» **Aim of the task**
Make an exact copy of all the data.

» **Supplied data**
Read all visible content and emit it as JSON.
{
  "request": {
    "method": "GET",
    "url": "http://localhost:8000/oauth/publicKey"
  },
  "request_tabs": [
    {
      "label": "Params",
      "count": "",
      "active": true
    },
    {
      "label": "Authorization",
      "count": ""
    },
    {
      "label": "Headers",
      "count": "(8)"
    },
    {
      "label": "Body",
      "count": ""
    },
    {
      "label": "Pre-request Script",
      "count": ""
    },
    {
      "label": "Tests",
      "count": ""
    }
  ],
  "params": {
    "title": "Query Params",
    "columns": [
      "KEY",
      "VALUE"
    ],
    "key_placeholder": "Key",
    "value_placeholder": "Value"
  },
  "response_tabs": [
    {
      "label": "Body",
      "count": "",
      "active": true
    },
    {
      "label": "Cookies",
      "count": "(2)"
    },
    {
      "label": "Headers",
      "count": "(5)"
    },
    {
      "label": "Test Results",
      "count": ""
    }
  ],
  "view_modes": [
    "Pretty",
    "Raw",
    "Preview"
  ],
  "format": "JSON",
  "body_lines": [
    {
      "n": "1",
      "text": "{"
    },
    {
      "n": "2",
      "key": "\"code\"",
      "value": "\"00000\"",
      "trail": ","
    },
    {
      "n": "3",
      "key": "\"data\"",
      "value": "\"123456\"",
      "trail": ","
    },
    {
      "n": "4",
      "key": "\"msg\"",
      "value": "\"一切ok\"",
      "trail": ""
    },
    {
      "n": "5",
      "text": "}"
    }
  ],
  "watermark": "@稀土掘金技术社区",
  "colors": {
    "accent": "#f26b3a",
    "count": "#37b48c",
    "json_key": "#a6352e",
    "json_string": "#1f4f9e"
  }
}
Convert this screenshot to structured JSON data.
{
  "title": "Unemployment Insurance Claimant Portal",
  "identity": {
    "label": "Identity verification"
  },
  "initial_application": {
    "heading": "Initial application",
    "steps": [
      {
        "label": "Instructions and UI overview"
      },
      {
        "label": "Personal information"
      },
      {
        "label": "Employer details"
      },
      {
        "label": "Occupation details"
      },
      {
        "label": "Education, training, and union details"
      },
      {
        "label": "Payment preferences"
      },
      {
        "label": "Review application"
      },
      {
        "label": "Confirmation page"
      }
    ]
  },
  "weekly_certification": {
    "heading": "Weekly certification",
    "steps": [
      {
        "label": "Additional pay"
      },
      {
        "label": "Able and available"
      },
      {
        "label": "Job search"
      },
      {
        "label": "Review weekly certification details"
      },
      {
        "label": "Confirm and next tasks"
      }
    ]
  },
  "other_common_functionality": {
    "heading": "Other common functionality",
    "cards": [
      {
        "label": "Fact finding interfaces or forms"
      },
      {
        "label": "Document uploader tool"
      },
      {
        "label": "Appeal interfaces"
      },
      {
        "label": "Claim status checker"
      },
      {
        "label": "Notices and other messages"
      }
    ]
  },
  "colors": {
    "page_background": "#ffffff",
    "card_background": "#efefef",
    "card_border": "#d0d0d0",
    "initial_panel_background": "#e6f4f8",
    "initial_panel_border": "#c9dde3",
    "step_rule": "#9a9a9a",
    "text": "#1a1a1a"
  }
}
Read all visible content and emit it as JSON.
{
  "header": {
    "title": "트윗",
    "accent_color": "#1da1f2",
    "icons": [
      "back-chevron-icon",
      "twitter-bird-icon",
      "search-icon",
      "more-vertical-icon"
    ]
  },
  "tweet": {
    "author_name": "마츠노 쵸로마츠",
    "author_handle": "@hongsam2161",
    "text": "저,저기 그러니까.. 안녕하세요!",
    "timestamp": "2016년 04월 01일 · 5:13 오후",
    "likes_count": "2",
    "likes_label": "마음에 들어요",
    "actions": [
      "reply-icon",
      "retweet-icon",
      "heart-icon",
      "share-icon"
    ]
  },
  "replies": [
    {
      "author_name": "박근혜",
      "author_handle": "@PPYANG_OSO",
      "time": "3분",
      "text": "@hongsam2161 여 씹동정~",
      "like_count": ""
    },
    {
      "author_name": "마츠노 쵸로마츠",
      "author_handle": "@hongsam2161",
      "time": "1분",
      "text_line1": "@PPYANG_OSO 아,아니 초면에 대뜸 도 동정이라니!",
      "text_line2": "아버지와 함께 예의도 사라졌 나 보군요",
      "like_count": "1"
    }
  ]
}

» **Response**
Read all visible content and emit it as JSON.
{
  "request": {
    "method": "GET",
    "url": "http://localhost:8000/oauth/publicKey"
  },
  "request_tabs": [
    {
      "label": "Params",
      "count": "",
      "active": true
    },
    {
      "label": "Authorization",
      "count": ""
    },
    {
      "label": "Headers",
      "count": "(8)"
    },
    {
      "label": "Body",
      "count": ""
    },
    {
      "label": "Pre-request Script",
      "count": ""
    },
    {
      "label": "Tests",
      "count": ""
    }
  ],
  "params": {
    "title": "Query Params",
    "columns": [
      "KEY",
      "VALUE"
    ],
    "key_placeholder": "Key",
    "value_placeholder": "Value"
  },
  "response_tabs": [
    {
      "label": "Body",
      "count": "",
      "active": true
    },
    {
      "label": "Cookies",
      "count": "(2)"
    },
    {
      "label": "Headers",
      "count": "(5)"
    },
    {
      "label": "Test Results",
      "count": ""
    }
  ],
  "view_modes": [
    "Pretty",
    "Raw",
    "Preview"
  ],
  "format": "JSON",
  "body_lines": [
    {
      "n": "1",
      "text": "{"
    },
    {
      "n": "2",
      "key": "\"code\"",
      "value": "\"00000\"",
      "trail": ","
    },
    {
      "n": "3",
      "key": "\"data\"",
      "value": "\"123456\"",
      "trail": ","
    },
    {
      "n": "4",
      "key": "\"msg\"",
      "value": "\"一切ok\"",
      "trail": ""
    },
    {
      "n": "5",
      "text": "}"
    }
  ],
  "watermark": "@稀土掘金技术社区",
  "colors": {
    "accent": "#f26b3a",
    "count": "#37b48c",
    "json_key": "#a6352e",
    "json_string": "#1f4f9e"
  }
}
Convert this screenshot to structured JSON data.
{
  "title": "Unemployment Insurance Claimant Portal",
  "identity": {
    "label": "Identity verification"
  },
  "initial_application": {
    "heading": "Initial application",
    "steps": [
      {
        "label": "Instructions and UI overview"
      },
      {
        "label": "Personal information"
      },
      {
        "label": "Employer details"
      },
      {
        "label": "Occupation details"
      },
      {
        "label": "Education, training, and union details"
      },
      {
        "label": "Payment preferences"
      },
      {
        "label": "Review application"
      },
      {
        "label": "Confirmation page"
      }
    ]
  },
  "weekly_certification": {
    "heading": "Weekly certification",
    "steps": [
      {
        "label": "Additional pay"
      },
      {
        "label": "Able and available"
      },
      {
        "label": "Job search"
      },
      {
        "label": "Review weekly certification details"
      },
      {
        "label": "Confirm and next tasks"
      }
    ]
  },
  "other_common_functionality": {
    "heading": "Other common functionality",
    "cards": [
      {
        "label": "Fact finding interfaces or forms"
      },
      {
        "label": "Document uploader tool"
      },
      {
        "label": "Appeal interfaces"
      },
      {
        "label": "Claim status checker"
      },
      {
        "label": "Notices and other messages"
      }
    ]
  },
  "colors": {
    "page_background": "#ffffff",
    "card_background": "#efefef",
    "card_border": "#d0d0d0",
    "initial_panel_background": "#e6f4f8",
    "initial_panel_border": "#c9dde3",
    "step_rule": "#9a9a9a",
    "text": "#1a1a1a"
  }
}
Read all visible content and emit it as JSON.
{
  "header": {
    "title": "트윗",
    "accent_color": "#1da1f2",
    "icons": [
      "back-chevron-icon",
      "twitter-bird-icon",
      "search-icon",
      "more-vertical-icon"
    ]
  },
  "tweet": {
    "author_name": "마츠노 쵸로마츠",
    "author_handle": "@hongsam2161",
    "text": "저,저기 그러니까.. 안녕하세요!",
    "timestamp": "2016년 04월 01일 · 5:13 오후",
    "likes_count": "2",
    "likes_label": "마음에 들어요",
    "actions": [
      "reply-icon",
      "retweet-icon",
      "heart-icon",
      "share-icon"
    ]
  },
  "replies": [
    {
      "author_name": "박근혜",
      "author_handle": "@PPYANG_OSO",
      "time": "3분",
      "text": "@hongsam2161 여 씹동정~",
      "like_count": ""
    },
    {
      "author_name": "마츠노 쵸로마츠",
      "author_handle": "@hongsam2161",
      "time": "1분",
      "text_line1": "@PPYANG_OSO 아,아니 초면에 대뜸 도 동정이라니!",
      "text_line2": "아버지와 함께 예의도 사라졌 나 보군요",
      "like_count": "1"
    }
  ]
}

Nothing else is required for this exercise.